- **AIM**
Give the entries again exactly, every one of them.

- **GIVEN ENTRIES**
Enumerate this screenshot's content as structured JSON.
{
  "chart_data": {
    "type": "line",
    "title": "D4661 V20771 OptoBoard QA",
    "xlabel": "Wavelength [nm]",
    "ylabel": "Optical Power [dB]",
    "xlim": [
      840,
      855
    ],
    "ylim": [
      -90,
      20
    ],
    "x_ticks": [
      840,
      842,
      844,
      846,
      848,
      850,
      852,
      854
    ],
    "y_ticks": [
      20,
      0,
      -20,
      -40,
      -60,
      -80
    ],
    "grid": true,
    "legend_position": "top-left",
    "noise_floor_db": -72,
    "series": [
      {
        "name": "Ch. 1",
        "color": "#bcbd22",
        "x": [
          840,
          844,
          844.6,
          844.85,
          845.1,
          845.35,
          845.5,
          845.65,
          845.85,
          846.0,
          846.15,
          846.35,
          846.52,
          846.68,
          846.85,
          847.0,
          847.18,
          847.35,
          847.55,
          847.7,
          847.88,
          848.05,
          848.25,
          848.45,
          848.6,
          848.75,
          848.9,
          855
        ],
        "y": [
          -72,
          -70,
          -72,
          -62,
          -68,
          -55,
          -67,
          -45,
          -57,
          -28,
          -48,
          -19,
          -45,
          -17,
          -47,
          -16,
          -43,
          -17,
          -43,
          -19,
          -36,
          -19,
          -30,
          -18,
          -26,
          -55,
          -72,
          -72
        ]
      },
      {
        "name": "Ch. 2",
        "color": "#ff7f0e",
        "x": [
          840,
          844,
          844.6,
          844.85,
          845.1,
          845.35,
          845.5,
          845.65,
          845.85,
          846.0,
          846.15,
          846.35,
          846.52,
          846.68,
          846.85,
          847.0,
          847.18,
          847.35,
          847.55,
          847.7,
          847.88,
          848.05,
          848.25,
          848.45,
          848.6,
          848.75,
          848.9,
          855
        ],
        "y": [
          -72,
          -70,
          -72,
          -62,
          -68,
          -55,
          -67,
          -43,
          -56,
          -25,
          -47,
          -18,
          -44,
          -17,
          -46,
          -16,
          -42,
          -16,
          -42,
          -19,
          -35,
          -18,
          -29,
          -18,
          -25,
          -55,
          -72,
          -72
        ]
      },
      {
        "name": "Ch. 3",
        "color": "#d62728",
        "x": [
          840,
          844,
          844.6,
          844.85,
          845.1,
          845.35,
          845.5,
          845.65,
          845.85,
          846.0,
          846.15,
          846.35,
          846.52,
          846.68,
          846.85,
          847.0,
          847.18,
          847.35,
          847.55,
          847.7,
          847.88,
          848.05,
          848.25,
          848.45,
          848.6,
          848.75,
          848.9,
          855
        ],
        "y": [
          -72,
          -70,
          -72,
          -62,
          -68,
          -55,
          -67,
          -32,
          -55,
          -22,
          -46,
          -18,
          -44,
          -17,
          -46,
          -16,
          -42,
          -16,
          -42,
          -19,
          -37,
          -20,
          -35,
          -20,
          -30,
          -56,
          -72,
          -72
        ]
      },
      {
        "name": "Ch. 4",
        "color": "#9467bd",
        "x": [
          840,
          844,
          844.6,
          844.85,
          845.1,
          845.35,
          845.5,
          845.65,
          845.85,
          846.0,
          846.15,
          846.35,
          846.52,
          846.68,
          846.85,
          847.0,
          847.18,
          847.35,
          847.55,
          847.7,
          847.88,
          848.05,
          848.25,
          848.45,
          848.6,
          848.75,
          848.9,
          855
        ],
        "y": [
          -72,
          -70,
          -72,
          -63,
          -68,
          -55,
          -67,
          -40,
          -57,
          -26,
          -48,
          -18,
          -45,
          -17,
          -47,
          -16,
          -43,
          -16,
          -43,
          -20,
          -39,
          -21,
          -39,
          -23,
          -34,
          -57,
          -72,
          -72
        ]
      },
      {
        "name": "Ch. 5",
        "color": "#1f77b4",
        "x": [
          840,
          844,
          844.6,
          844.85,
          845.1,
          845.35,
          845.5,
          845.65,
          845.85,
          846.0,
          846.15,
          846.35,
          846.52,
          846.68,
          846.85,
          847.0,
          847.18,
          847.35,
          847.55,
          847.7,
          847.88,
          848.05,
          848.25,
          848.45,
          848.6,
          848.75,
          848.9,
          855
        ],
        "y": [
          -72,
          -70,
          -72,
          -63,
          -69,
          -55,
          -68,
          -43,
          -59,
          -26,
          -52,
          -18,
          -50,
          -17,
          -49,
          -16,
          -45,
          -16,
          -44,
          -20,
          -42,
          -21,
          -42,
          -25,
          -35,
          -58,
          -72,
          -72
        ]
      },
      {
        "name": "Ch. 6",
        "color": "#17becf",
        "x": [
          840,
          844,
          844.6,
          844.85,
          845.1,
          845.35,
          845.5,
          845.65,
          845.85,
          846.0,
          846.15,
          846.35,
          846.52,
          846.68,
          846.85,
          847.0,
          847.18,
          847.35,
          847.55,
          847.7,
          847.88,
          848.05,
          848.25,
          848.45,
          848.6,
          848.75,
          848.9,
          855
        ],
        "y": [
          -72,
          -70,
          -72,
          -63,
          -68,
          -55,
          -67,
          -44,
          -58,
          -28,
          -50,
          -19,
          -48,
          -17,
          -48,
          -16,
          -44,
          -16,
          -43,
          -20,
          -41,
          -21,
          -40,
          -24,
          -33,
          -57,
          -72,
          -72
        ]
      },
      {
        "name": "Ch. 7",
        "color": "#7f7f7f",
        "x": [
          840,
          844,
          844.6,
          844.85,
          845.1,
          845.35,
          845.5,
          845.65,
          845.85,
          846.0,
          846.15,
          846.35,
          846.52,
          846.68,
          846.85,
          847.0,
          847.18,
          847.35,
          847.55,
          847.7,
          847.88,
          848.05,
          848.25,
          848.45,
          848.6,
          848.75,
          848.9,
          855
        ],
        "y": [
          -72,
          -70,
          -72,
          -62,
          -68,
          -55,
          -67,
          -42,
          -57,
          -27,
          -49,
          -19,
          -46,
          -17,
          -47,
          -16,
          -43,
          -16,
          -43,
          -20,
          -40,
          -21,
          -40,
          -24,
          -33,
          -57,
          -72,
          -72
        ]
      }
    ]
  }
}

- **TASK ANSWER**
Enumerate this screenshot's content as structured JSON.
{
  "chart_data": {
    "type": "line",
    "title": "D4661 V20771 OptoBoard QA",
    "xlabel": "Wavelength [nm]",
    "ylabel": "Optical Power [dB]",
    "xlim": [
      840,
      855
    ],
    "ylim": [
      -90,
      20
    ],
    "x_ticks": [
      840,
      842,
      844,
      846,
      848,
      850,
      852,
      854
    ],
    "y_ticks": [
      20,
      0,
      -20,
      -40,
      -60,
      -80
    ],
    "grid": true,
    "legend_position": "top-left",
    "noise_floor_db": -72,
    "series": [
      {
        "name": "Ch. 1",
        "color": "#bcbd22",
        "x": [
          840,
          844,
          844.6,
          844.85,
          845.1,
          845.35,
          845.5,
          845.65,
          845.85,
          846.0,
          846.15,
          846.35,
          846.52,
          846.68,
          846.85,
          847.0,
          847.18,
          847.35,
          847.55,
          847.7,
          847.88,
          848.05,
          848.25,
          848.45,
          848.6,
          848.75,
          848.9,
          855
        ],
        "y": [
          -72,
          -70,
          -72,
          -62,
          -68,
          -55,
          -67,
          -45,
          -57,
          -28,
          -48,
          -19,
          -45,
          -17,
          -47,
          -16,
          -43,
          -17,
          -43,
          -19,
          -36,
          -19,
          -30,
          -18,
          -26,
          -55,
          -72,
          -72
        ]
      },
      {
        "name": "Ch. 2",
        "color": "#ff7f0e",
        "x": [
          840,
          844,
          844.6,
          844.85,
          845.1,
          845.35,
          845.5,
          845.65,
          845.85,
          846.0,
          846.15,
          846.35,
          846.52,
          846.68,
          846.85,
          847.0,
          847.18,
          847.35,
          847.55,
          847.7,
          847.88,
          848.05,
          848.25,
          848.45,
          848.6,
          848.75,
          848.9,
          855
        ],
        "y": [
          -72,
          -70,
          -72,
          -62,
          -68,
          -55,
          -67,
          -43,
          -56,
          -25,
          -47,
          -18,
          -44,
          -17,
          -46,
          -16,
          -42,
          -16,
          -42,
          -19,
          -35,
          -18,
          -29,
          -18,
          -25,
          -55,
          -72,
          -72
        ]
      },
      {
        "name": "Ch. 3",
        "color": "#d62728",
        "x": [
          840,
          844,
          844.6,
          844.85,
          845.1,
          845.35,
          845.5,
          845.65,
          845.85,
          846.0,
          846.15,
          846.35,
          846.52,
          846.68,
          846.85,
          847.0,
          847.18,
          847.35,
          847.55,
          847.7,
          847.88,
          848.05,
          848.25,
          848.45,
          848.6,
          848.75,
          848.9,
          855
        ],
        "y": [
          -72,
          -70,
          -72,
          -62,
          -68,
          -55,
          -67,
          -32,
          -55,
          -22,
          -46,
          -18,
          -44,
          -17,
          -46,
          -16,
          -42,
          -16,
          -42,
          -19,
          -37,
          -20,
          -35,
          -20,
          -30,
          -56,
          -72,
          -72
        ]
      },
      {
        "name": "Ch. 4",
        "color": "#9467bd",
        "x": [
          840,
          844,
          844.6,
          844.85,
          845.1,
          845.35,
          845.5,
          845.65,
          845.85,
          846.0,
          846.15,
          846.35,
          846.52,
          846.68,
          846.85,
          847.0,
          847.18,
          847.35,
          847.55,
          847.7,
          847.88,
          848.05,
          848.25,
          848.45,
          848.6,
          848.75,
          848.9,
          855
        ],
        "y": [
          -72,
          -70,
          -72,
          -63,
          -68,
          -55,
          -67,
          -40,
          -57,
          -26,
          -48,
          -18,
          -45,
          -17,
          -47,
          -16,
          -43,
          -16,
          -43,
          -20,
          -39,
          -21,
          -39,
          -23,
          -34,
          -57,
          -72,
          -72
        ]
      },
      {
        "name": "Ch. 5",
        "color": "#1f77b4",
        "x": [
          840,
          844,
          844.6,
          844.85,
          845.1,
          845.35,
          845.5,
          845.65,
          845.85,
          846.0,
          846.15,
          846.35,
          846.52,
          846.68,
          846.85,
          847.0,
          847.18,
          847.35,
          847.55,
          847.7,
          847.88,
          848.05,
          848.25,
          848.45,
          848.6,
          848.75,
          848.9,
          855
        ],
        "y": [
          -72,
          -70,
          -72,
          -63,
          -69,
          -55,
          -68,
          -43,
          -59,
          -26,
          -52,
          -18,
          -50,
          -17,
          -49,
          -16,
          -45,
          -16,
          -44,
          -20,
          -42,
          -21,
          -42,
          -25,
          -35,
          -58,
          -72,
          -72
        ]
      },
      {
        "name": "Ch. 6",
        "color": "#17becf",
        "x": [
          840,
          844,
          844.6,
          844.85,
          845.1,
          845.35,
          845.5,
          845.65,
          845.85,
          846.0,
          846.15,
          846.35,
          846.52,
          846.68,
          846.85,
          847.0,
          847.18,
          847.35,
          847.55,
          847.7,
          847.88,
          848.05,
          848.25,
          848.45,
          848.6,
          848.75,
          848.9,
          855
        ],
        "y": [
          -72,
          -70,
          -72,
          -63,
          -68,
          -55,
          -67,
          -44,
          -58,
          -28,
          -50,
          -19,
          -48,
          -17,
          -48,
          -16,
          -44,
          -16,
          -43,
          -20,
          -41,
          -21,
          -40,
          -24,
          -33,
          -57,
          -72,
          -72
        ]
      },
      {
        "name": "Ch. 7",
        "color": "#7f7f7f",
        "x": [
          840,
          844,
          844.6,
          844.85,
          845.1,
          845.35,
          845.5,
          845.65,
          845.85,
          846.0,
          846.15,
          846.35,
          846.52,
          846.68,
          846.85,
          847.0,
          847.18,
          847.35,
          847.55,
          847.7,
          847.88,
          848.05,
          848.25,
          848.45,
          848.6,
          848.75,
          848.9,
          855
        ],
        "y": [
          -72,
          -70,
          -72,
          -62,
          -68,
          -55,
          -67,
          -42,
          -57,
          -27,
          -49,
          -19,
          -46,
          -17,
          -47,
          -16,
          -43,
          -16,
          -43,
          -20,
          -40,
          -21,
          -40,
          -24,
          -33,
          -57,
          -72,
          -72
        ]
      }
    ]
  }
}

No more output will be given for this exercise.